GOAL:
Pick out each line of the records in which the word "subtitle" appears.

Figure dataset records:

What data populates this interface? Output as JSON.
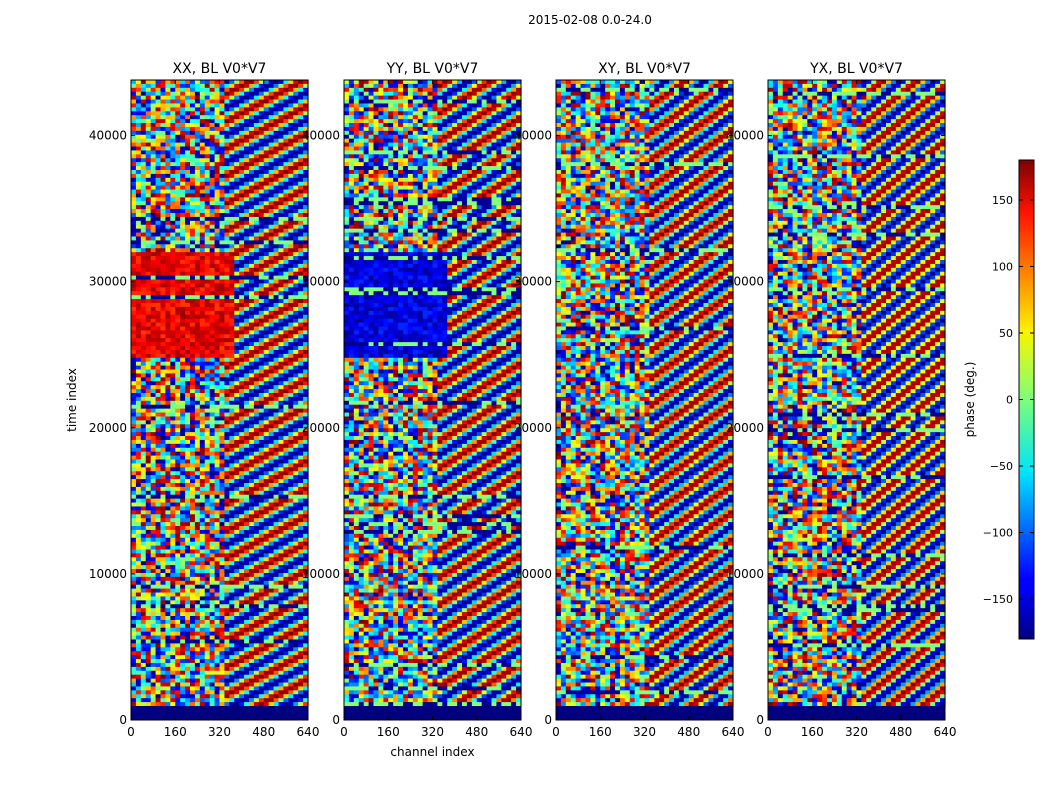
{
  "figure_title": "2015-02-08 0.0-24.0",
  "chart_data": [
    {
      "type": "heatmap",
      "title": "XX, BL V0*V7",
      "xlabel": "",
      "ylabel": "time index",
      "x_ticks": [
        0,
        160,
        320,
        480,
        640
      ],
      "y_ticks": [
        0,
        10000,
        20000,
        30000,
        40000
      ],
      "xlim": [
        0,
        640
      ],
      "ylim": [
        0,
        43800
      ]
    },
    {
      "type": "heatmap",
      "title": "YY, BL V0*V7",
      "xlabel": "channel index",
      "ylabel": "",
      "x_ticks": [
        0,
        160,
        320,
        480,
        640
      ],
      "y_ticks": [
        0,
        10000,
        20000,
        30000,
        40000
      ],
      "xlim": [
        0,
        640
      ],
      "ylim": [
        0,
        43800
      ]
    },
    {
      "type": "heatmap",
      "title": "XY, BL V0*V7",
      "xlabel": "",
      "ylabel": "",
      "x_ticks": [
        0,
        160,
        320,
        480,
        640
      ],
      "y_ticks": [
        0,
        10000,
        20000,
        30000,
        40000
      ],
      "xlim": [
        0,
        640
      ],
      "ylim": [
        0,
        43800
      ]
    },
    {
      "type": "heatmap",
      "title": "YX, BL V0*V7",
      "xlabel": "",
      "ylabel": "",
      "x_ticks": [
        0,
        160,
        320,
        480,
        640
      ],
      "y_ticks": [
        0,
        10000,
        20000,
        30000,
        40000
      ],
      "xlim": [
        0,
        640
      ],
      "ylim": [
        0,
        43800
      ]
    }
  ],
  "colorbar": {
    "label": "phase (deg.)",
    "ticks": [
      150,
      100,
      50,
      0,
      -50,
      -100,
      -150
    ],
    "tick_labels": [
      "150",
      "100",
      "50",
      "0",
      "−50",
      "−100",
      "−150"
    ],
    "range": [
      -180,
      180
    ],
    "colormap": "jet"
  }
}
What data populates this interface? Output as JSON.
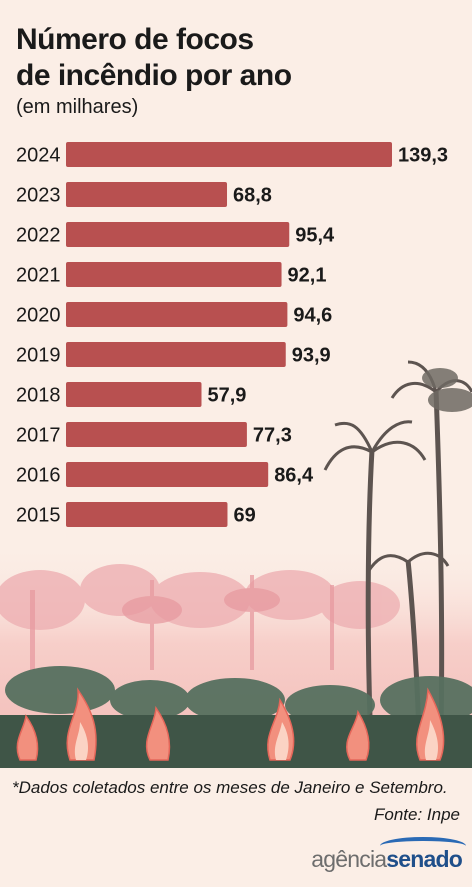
{
  "title_lines": [
    "Número de focos",
    "de incêndio por ano"
  ],
  "subtitle": "(em milhares)",
  "footnote": "*Dados coletados entre os meses de Janeiro e Setembro.",
  "source": "Fonte: Inpe",
  "logo": {
    "part1": "agência",
    "part2": "senado"
  },
  "colors": {
    "bar": "#b85050",
    "background": "#fbeee6",
    "text": "#1a1a1a"
  },
  "chart_data": {
    "type": "bar",
    "orientation": "horizontal",
    "categories": [
      "2024",
      "2023",
      "2022",
      "2021",
      "2020",
      "2019",
      "2018",
      "2017",
      "2016",
      "2015"
    ],
    "values": [
      139.3,
      68.8,
      95.4,
      92.1,
      94.6,
      93.9,
      57.9,
      77.3,
      86.4,
      69
    ],
    "value_labels": [
      "139,3",
      "68,8",
      "95,4",
      "92,1",
      "94,6",
      "93,9",
      "57,9",
      "77,3",
      "86,4",
      "69"
    ],
    "title": "Número de focos de incêndio por ano",
    "xlabel": "",
    "ylabel": "",
    "units": "(em milhares)",
    "xlim": [
      0,
      139.3
    ],
    "grid": false,
    "legend": "none"
  }
}
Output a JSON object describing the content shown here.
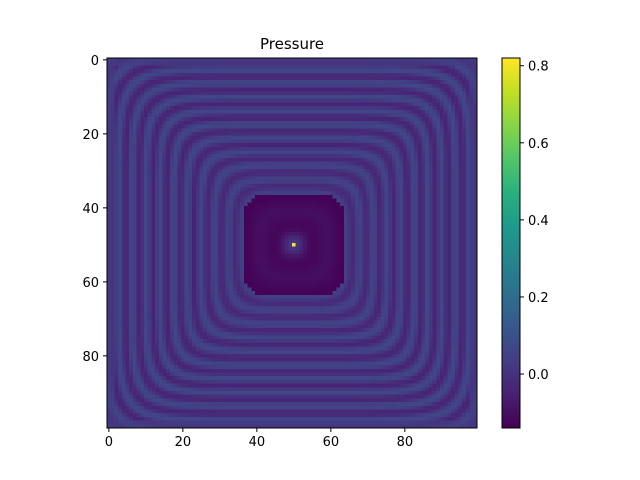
{
  "chart_data": {
    "type": "heatmap",
    "title": "Pressure",
    "xlabel": "",
    "ylabel": "",
    "grid": false,
    "grid_size": [
      100,
      100
    ],
    "xlim": [
      -0.5,
      99.5
    ],
    "ylim": [
      99.5,
      -0.5
    ],
    "x_ticks": [
      0,
      20,
      40,
      60,
      80
    ],
    "y_ticks": [
      0,
      20,
      40,
      60,
      80
    ],
    "colormap": "viridis",
    "source_point": [
      50,
      50
    ],
    "value_range": [
      -0.14,
      0.82
    ],
    "colorbar_ticks": [
      0.0,
      0.2,
      0.4,
      0.6,
      0.8
    ],
    "colorbar_tick_labels": [
      "0.0",
      "0.2",
      "0.4",
      "0.6",
      "0.8"
    ],
    "colorbar_placement": "right"
  }
}
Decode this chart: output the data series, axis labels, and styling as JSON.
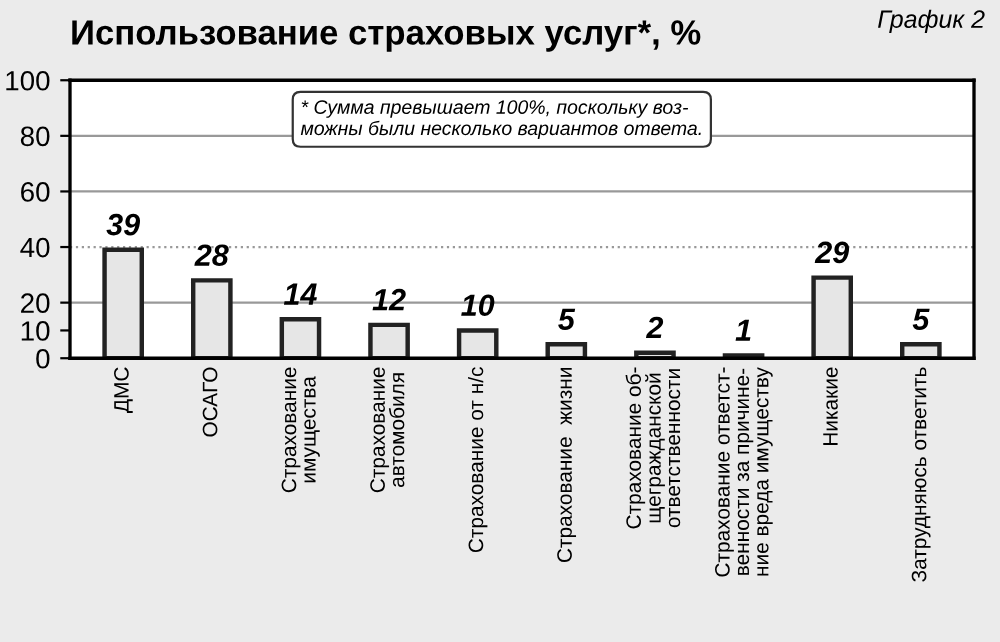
{
  "chart_data": {
    "type": "bar",
    "title": "Использование страховых услуг*, %",
    "categories": [
      "ДМС",
      "ОСАГО",
      "Страхование\nимущества",
      "Страхование\nавтомобиля",
      "Страхование от н/с",
      "Страхование  жизни",
      "Страхование об-\nщегражданской\nответственности",
      "Страхование ответст-\nвенности за причине-\nние вреда имуществу",
      "Никакие",
      "Затрудняюсь ответить"
    ],
    "values": [
      39,
      28,
      14,
      12,
      10,
      5,
      2,
      1,
      29,
      5
    ],
    "color": "#e6e6e6",
    "data_labels": true,
    "ylim": [
      0,
      100
    ],
    "yticks": [
      0,
      10,
      20,
      40,
      60,
      80,
      100
    ],
    "ref_lines": [
      {
        "axis": "y",
        "value": 20,
        "color": "#999999",
        "line_style": "solid"
      },
      {
        "axis": "y",
        "value": 40,
        "color": "#999999",
        "line_style": "dotted"
      },
      {
        "axis": "y",
        "value": 60,
        "color": "#999999",
        "line_style": "solid"
      },
      {
        "axis": "y",
        "value": 80,
        "color": "#999999",
        "line_style": "solid"
      }
    ],
    "annotations": [
      "* Сумма превышает 100%, поскольку воз-\nможны были несколько вариантов ответа.",
      "График 2"
    ]
  }
}
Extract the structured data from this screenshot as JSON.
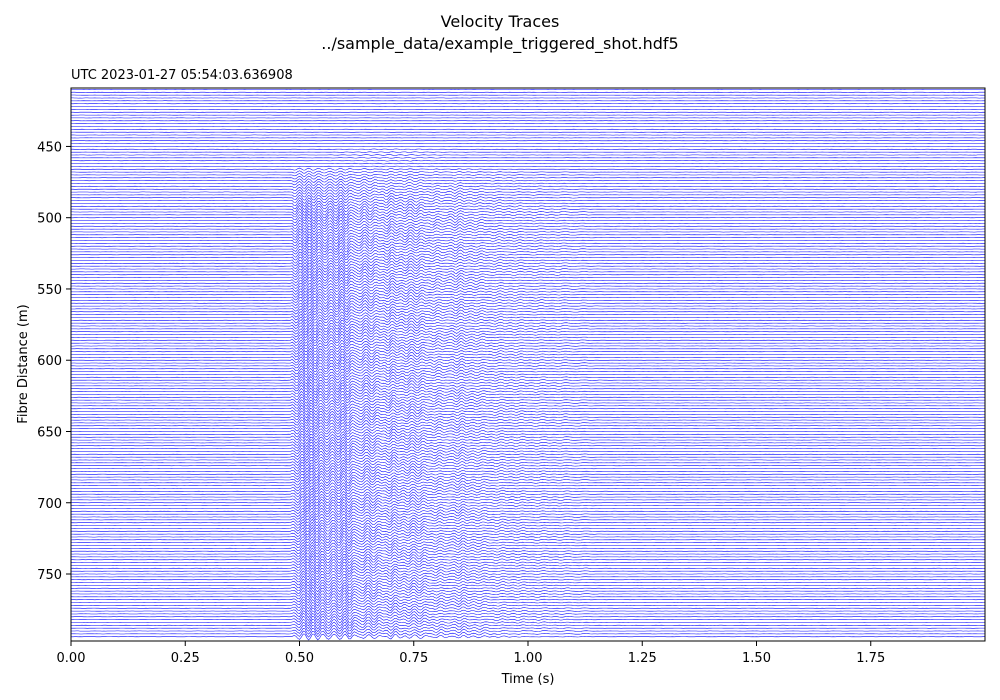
{
  "chart_data": {
    "type": "line",
    "title": "Velocity Traces",
    "subtitle": "../sample_data/example_triggered_shot.hdf5",
    "timestamp": "UTC 2023-01-27 05:54:03.636908",
    "xlabel": "Time (s)",
    "ylabel": "Fibre Distance (m)",
    "xlim": [
      0.0,
      2.0
    ],
    "ylim": [
      797,
      409
    ],
    "y_inverted": true,
    "x_ticks": [
      "0.00",
      "0.25",
      "0.50",
      "0.75",
      "1.00",
      "1.25",
      "1.50",
      "1.75"
    ],
    "x_tick_values": [
      0.0,
      0.25,
      0.5,
      0.75,
      1.0,
      1.25,
      1.5,
      1.75
    ],
    "y_ticks": [
      "450",
      "500",
      "550",
      "600",
      "650",
      "700",
      "750"
    ],
    "y_tick_values": [
      450,
      500,
      550,
      600,
      650,
      700,
      750
    ],
    "trace_color": "#0000ff",
    "trace_distance_start": 410,
    "trace_distance_end": 795,
    "trace_spacing_m": 2,
    "first_arrival_start_distance": 465,
    "first_arrival_time_s": 0.49,
    "signal_end_time_s": 1.15,
    "grid": false
  }
}
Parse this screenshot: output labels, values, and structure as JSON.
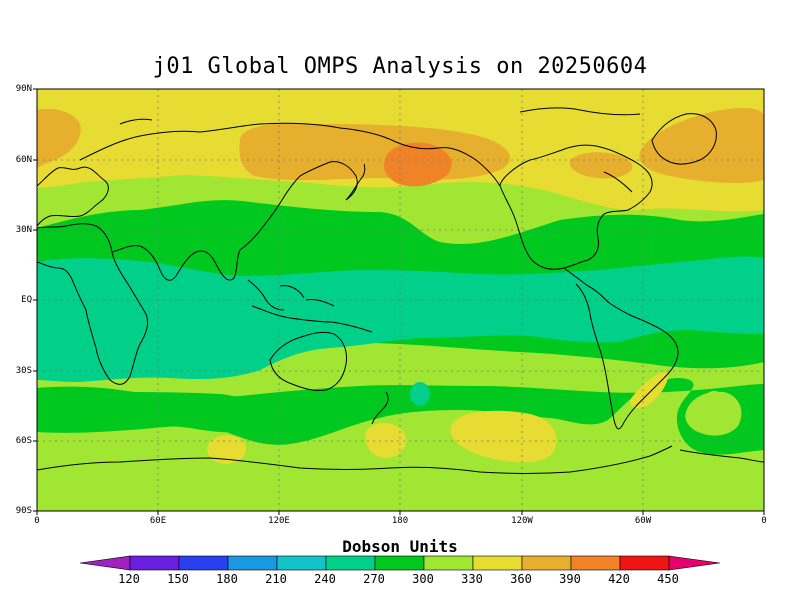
{
  "title": "j01 Global OMPS Analysis on 20250604",
  "y_axis_labels": [
    "90N",
    "60N",
    "30N",
    "EQ",
    "30S",
    "60S",
    "90S"
  ],
  "x_axis_labels": [
    "0",
    "60E",
    "120E",
    "180",
    "120W",
    "60W",
    "0"
  ],
  "colorbar": {
    "title": "Dobson Units",
    "ticks": [
      "120",
      "150",
      "180",
      "210",
      "240",
      "270",
      "300",
      "330",
      "360",
      "390",
      "420",
      "450"
    ],
    "colors": [
      "#a020c0",
      "#6a1ee0",
      "#2a40f0",
      "#1a98e0",
      "#12c4c8",
      "#00d08a",
      "#00c81e",
      "#a0e632",
      "#e6dc32",
      "#e6af2d",
      "#f08228",
      "#f01414",
      "#e6006e"
    ]
  },
  "legend_colors": {
    "300_330": "#00c81e",
    "270_300": "#00d08a",
    "330_360": "#a0e632",
    "360_390": "#e6dc32",
    "390_420": "#e6af2d",
    "420_450": "#f08228"
  }
}
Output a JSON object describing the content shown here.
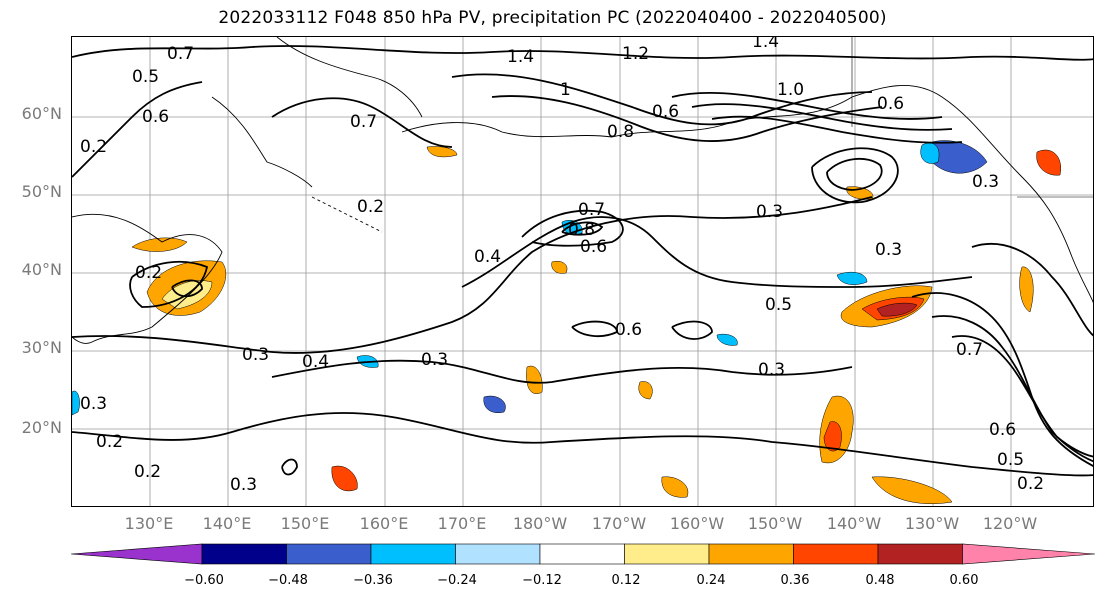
{
  "title": "2022033112 F048 850 hPa PV, precipitation PC (2022040400 - 2022040500)",
  "lat_labels": [
    "60°N",
    "50°N",
    "40°N",
    "30°N",
    "20°N"
  ],
  "lon_labels": [
    "130°E",
    "140°E",
    "150°E",
    "160°E",
    "170°E",
    "180°W",
    "170°W",
    "160°W",
    "150°W",
    "140°W",
    "130°W",
    "120°W"
  ],
  "colorbar": {
    "ticks": [
      "−0.60",
      "−0.48",
      "−0.36",
      "−0.24",
      "−0.12",
      "0.12",
      "0.24",
      "0.36",
      "0.48",
      "0.60"
    ],
    "colors": [
      "#9a32cd",
      "#00008b",
      "#3a5fcd",
      "#00bfff",
      "#b0e2ff",
      "#ffffff",
      "#ffec8b",
      "#ffa500",
      "#ff4500",
      "#b22222",
      "#ff82ab"
    ]
  },
  "contour_labels": [
    "0.7",
    "1.4",
    "1.2",
    "1.4",
    "0.5",
    "0.6",
    "0.2",
    "1",
    "0.7",
    "0.8",
    "0.6",
    "1.0",
    "0.6",
    "0.2",
    "0.7",
    "0.8",
    "0.6",
    "0.3",
    "0.3",
    "0.3",
    "0.4",
    "0.5",
    "0.6",
    "0.3",
    "0.2",
    "0.3",
    "0.4",
    "0.3",
    "0.2",
    "0.2",
    "0.3",
    "0.7",
    "0.6",
    "0.5",
    "0.2",
    "0.3"
  ],
  "map": {
    "field_fill": "#ffffff",
    "contour_color": "#000000",
    "coast_color": "#000000",
    "grid_color": "#9a9a9a"
  }
}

RESULT OF THE TASK:
  "subtitle": "(em milhares)",
    "subtitle": "../sample_data/example_triggered_shot.hdf5",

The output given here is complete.